=== What is required ===
Output all entries verbatim. Skip pictures.

>>>>>

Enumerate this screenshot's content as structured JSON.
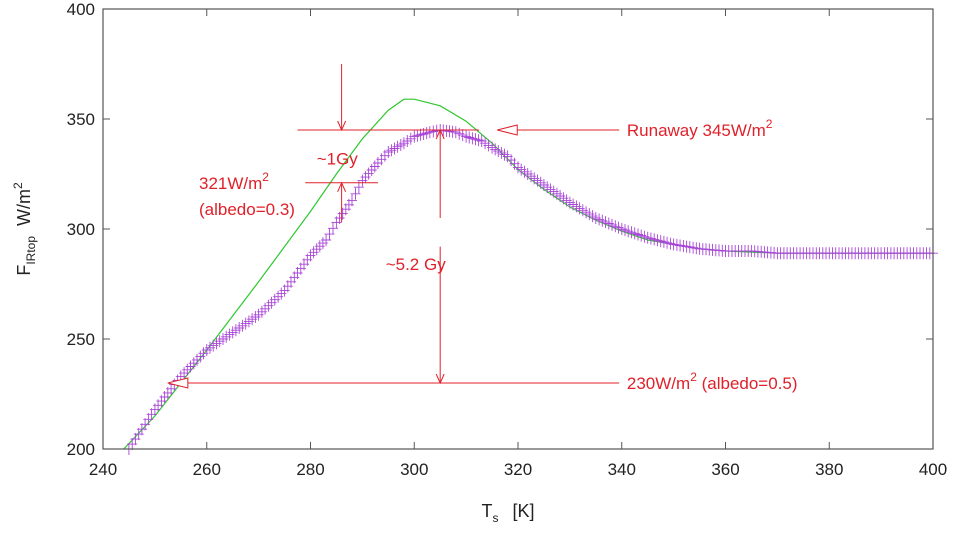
{
  "chart_data": {
    "type": "line",
    "title": "",
    "xlabel": {
      "main": "T",
      "sub": "s",
      "unit": "[K]"
    },
    "ylabel": {
      "main": "F",
      "sub": "IRtop",
      "unit": "W/m",
      "sup": "2"
    },
    "xlim": [
      240,
      400
    ],
    "ylim": [
      200,
      400
    ],
    "x_ticks": [
      240,
      260,
      280,
      300,
      320,
      340,
      360,
      380,
      400
    ],
    "y_ticks": [
      200,
      250,
      300,
      350,
      400
    ],
    "grid": false,
    "legend": "none",
    "series": [
      {
        "style": "line",
        "color": "#2ec82e",
        "x": [
          244,
          250,
          260,
          270,
          280,
          285,
          290,
          295,
          298,
          300,
          305,
          310,
          315,
          320,
          325,
          330,
          335,
          340,
          345,
          350,
          355,
          360,
          370,
          380,
          390,
          400
        ],
        "y": [
          200,
          215,
          245,
          276,
          308,
          325,
          341,
          354,
          359,
          359,
          356,
          349,
          339,
          327,
          318,
          310,
          304,
          299,
          295,
          293,
          291,
          290,
          289,
          289,
          289,
          289
        ]
      },
      {
        "style": "markers",
        "marker": "plus",
        "color": "#a845d8",
        "x": [
          245,
          250,
          255,
          260,
          265,
          270,
          275,
          280,
          283,
          285,
          288,
          290,
          293,
          295,
          298,
          300,
          303,
          305,
          308,
          310,
          313,
          315,
          318,
          320,
          325,
          330,
          335,
          340,
          345,
          350,
          355,
          360,
          365,
          370,
          375,
          380,
          385,
          390,
          395,
          400
        ],
        "y": [
          200,
          218,
          233,
          245,
          253,
          261,
          272,
          288,
          295,
          303,
          313,
          322,
          330,
          335,
          339,
          342,
          344,
          345,
          344,
          342,
          340,
          337,
          333,
          328,
          320,
          312,
          305,
          300,
          296,
          293,
          291,
          290,
          290,
          289,
          289,
          289,
          289,
          289,
          289,
          289
        ]
      }
    ],
    "annotations": [
      {
        "text": "Runaway 345W/m",
        "sup": "2",
        "x": 341,
        "y": 345
      },
      {
        "text": "321W/m",
        "sup": "2",
        "x": 258.5,
        "y": 321
      },
      {
        "text": "(albedo=0.3)",
        "x": 258.5,
        "y": 309
      },
      {
        "text": "~1Gy",
        "x": 281.2,
        "y": 332
      },
      {
        "text": "~5.2 Gy",
        "x": 294.5,
        "y": 284
      },
      {
        "text": "230W/m",
        "sup": "2",
        "suffix": " (albedo=0.5)",
        "x": 341,
        "y": 230
      }
    ],
    "reference_lines": {
      "runaway_level": 345,
      "albedo_03_level": 321,
      "albedo_05_level": 230
    }
  }
}
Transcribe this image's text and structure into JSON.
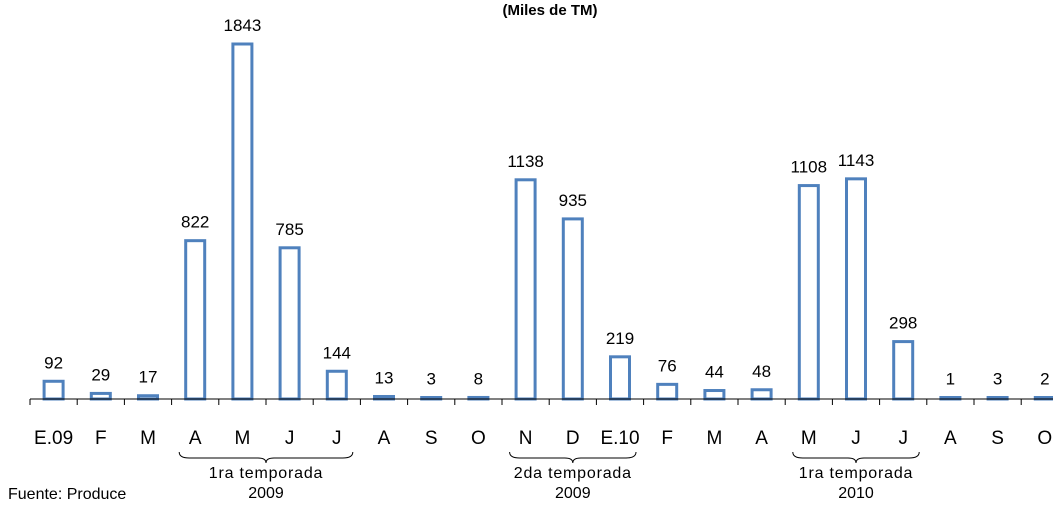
{
  "chart_data": {
    "type": "bar",
    "title": "(Miles de TM)",
    "categories": [
      "E.09",
      "F",
      "M",
      "A",
      "M",
      "J",
      "J",
      "A",
      "S",
      "O",
      "N",
      "D",
      "E.10",
      "F",
      "M",
      "A",
      "M",
      "J",
      "J",
      "A",
      "S",
      "O"
    ],
    "values": [
      92,
      29,
      17,
      822,
      1843,
      785,
      144,
      13,
      3,
      8,
      1138,
      935,
      219,
      76,
      44,
      48,
      1108,
      1143,
      298,
      1,
      3,
      2
    ],
    "value_labels": [
      "92",
      "29",
      "17",
      "822",
      "1843",
      "785",
      "144",
      "13",
      "3",
      "8",
      "1138",
      "935",
      "219",
      "76",
      "44",
      "48",
      "1108",
      "1143",
      "298",
      "1",
      "3",
      "2"
    ],
    "ylim": [
      0,
      1843
    ],
    "grid": false,
    "legend": "none",
    "bar_fill": "#ffffff",
    "bar_stroke": "#4f81bd",
    "groups": [
      {
        "line1": "1ra temporada",
        "line2": "2009",
        "start": 3,
        "end": 6
      },
      {
        "line1": "2da temporada",
        "line2": "2009",
        "start": 10,
        "end": 12
      },
      {
        "line1": "1ra temporada",
        "line2": "2010",
        "start": 16,
        "end": 18
      }
    ]
  },
  "source": "Fuente: Produce"
}
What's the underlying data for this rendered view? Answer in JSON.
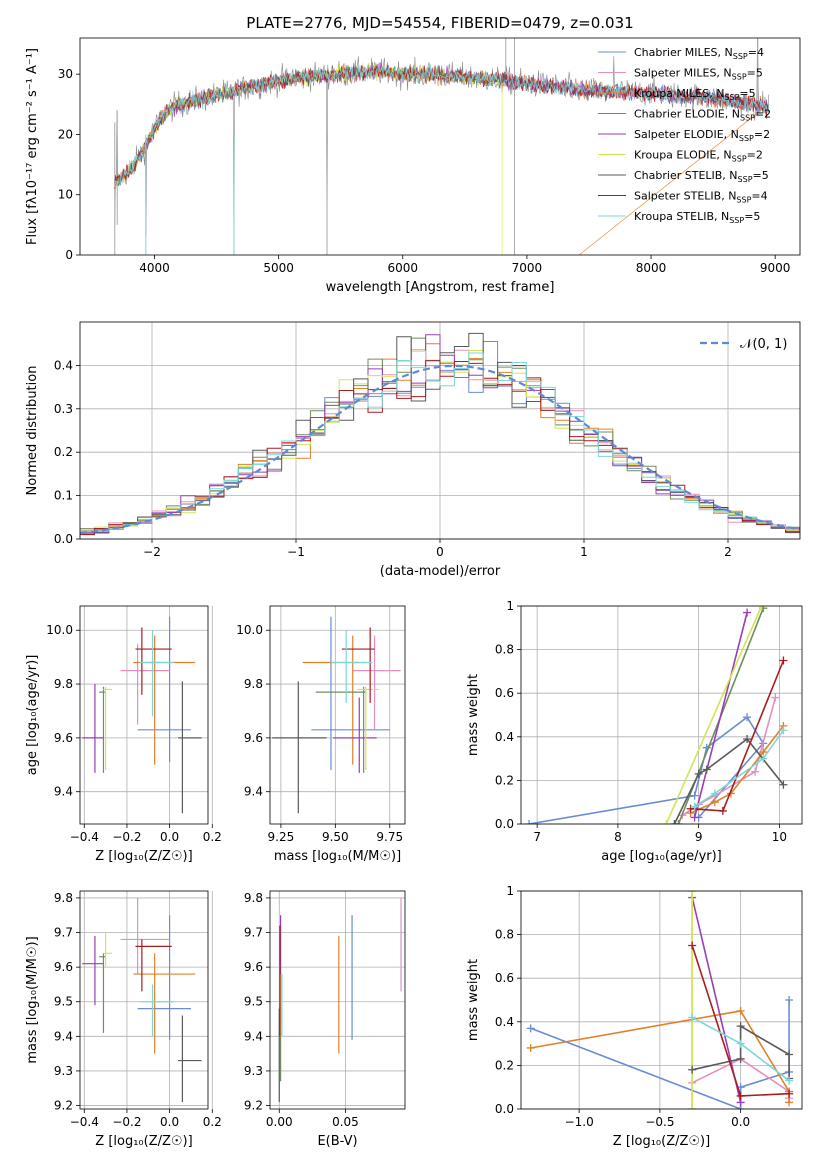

<<<<<

=== The reply ===
Enumerate this screenshot's content as structured JSON.
{
  "chart_data": {
    "type": "line",
    "title": "",
    "xlabel": {
      "main": "T",
      "sub": "s",
      "unit": "[K]"
    },
    "ylabel": {
      "main": "F",
      "sub": "IRtop",
      "unit": "W/m",
      "sup": "2"
    },
    "xlim": [
      240,
      400
    ],
    "ylim": [
      200,
      400
    ],
    "x_ticks": [
      240,
      260,
      280,
      300,
      320,
      340,
      360,
      380,
      400
    ],
    "y_ticks": [
      200,
      250,
      300,
      350,
      400
    ],
    "grid": false,
    "legend": "none",
    "series": [
      {
        "style": "line",
        "color": "#2ec82e",
        "x": [
          244,
          250,
          260,
          270,
          280,
          285,
          290,
          295,
          298,
          300,
          305,
          310,
          315,
          320,
          325,
          330,
          335,
          340,
          345,
          350,
          355,
          360,
          370,
          380,
          390,
          400
        ],
        "y": [
          200,
          215,
          245,
          276,
          308,
          325,
          341,
          354,
          359,
          359,
          356,
          349,
          339,
          327,
          318,
          310,
          304,
          299,
          295,
          293,
          291,
          290,
          289,
          289,
          289,
          289
        ]
      },
      {
        "style": "markers",
        "marker": "plus",
        "color": "#a845d8",
        "x": [
          245,
          250,
          255,
          260,
          265,
          270,
          275,
          280,
          283,
          285,
          288,
          290,
          293,
          295,
          298,
          300,
          303,
          305,
          308,
          310,
          313,
          315,
          318,
          320,
          325,
          330,
          335,
          340,
          345,
          350,
          355,
          360,
          365,
          370,
          375,
          380,
          385,
          390,
          395,
          400
        ],
        "y": [
          200,
          218,
          233,
          245,
          253,
          261,
          272,
          288,
          295,
          303,
          313,
          322,
          330,
          335,
          339,
          342,
          344,
          345,
          344,
          342,
          340,
          337,
          333,
          328,
          320,
          312,
          305,
          300,
          296,
          293,
          291,
          290,
          290,
          289,
          289,
          289,
          289,
          289,
          289,
          289
        ]
      }
    ],
    "annotations": [
      {
        "text": "Runaway 345W/m",
        "sup": "2",
        "x": 341,
        "y": 345
      },
      {
        "text": "321W/m",
        "sup": "2",
        "x": 258.5,
        "y": 321
      },
      {
        "text": "(albedo=0.3)",
        "x": 258.5,
        "y": 309
      },
      {
        "text": "~1Gy",
        "x": 281.2,
        "y": 332
      },
      {
        "text": "~5.2 Gy",
        "x": 294.5,
        "y": 284
      },
      {
        "text": "230W/m",
        "sup": "2",
        "suffix": " (albedo=0.5)",
        "x": 341,
        "y": 230
      }
    ],
    "reference_lines": {
      "runaway_level": 345,
      "albedo_03_level": 321,
      "albedo_05_level": 230
    }
  }
}
Transcribe this image's text and structure into JSON.
{
  "chart_data": {
    "type": "bar",
    "title": "(Miles de TM)",
    "categories": [
      "E.09",
      "F",
      "M",
      "A",
      "M",
      "J",
      "J",
      "A",
      "S",
      "O",
      "N",
      "D",
      "E.10",
      "F",
      "M",
      "A",
      "M",
      "J",
      "J",
      "A",
      "S",
      "O"
    ],
    "values": [
      92,
      29,
      17,
      822,
      1843,
      785,
      144,
      13,
      3,
      8,
      1138,
      935,
      219,
      76,
      44,
      48,
      1108,
      1143,
      298,
      1,
      3,
      2
    ],
    "value_labels": [
      "92",
      "29",
      "17",
      "822",
      "1843",
      "785",
      "144",
      "13",
      "3",
      "8",
      "1138",
      "935",
      "219",
      "76",
      "44",
      "48",
      "1108",
      "1143",
      "298",
      "1",
      "3",
      "2"
    ],
    "ylim": [
      0,
      1843
    ],
    "grid": false,
    "legend": "none",
    "bar_fill": "#ffffff",
    "bar_stroke": "#4f81bd",
    "groups": [
      {
        "line1": "1ra temporada",
        "line2": "2009",
        "start": 3,
        "end": 6
      },
      {
        "line1": "2da temporada",
        "line2": "2009",
        "start": 10,
        "end": 12
      },
      {
        "line1": "1ra temporada",
        "line2": "2010",
        "start": 16,
        "end": 18
      }
    ]
  },
  "source": "Fuente: Produce"
}
What's the underlying data for this rendered view? Answer in JSON.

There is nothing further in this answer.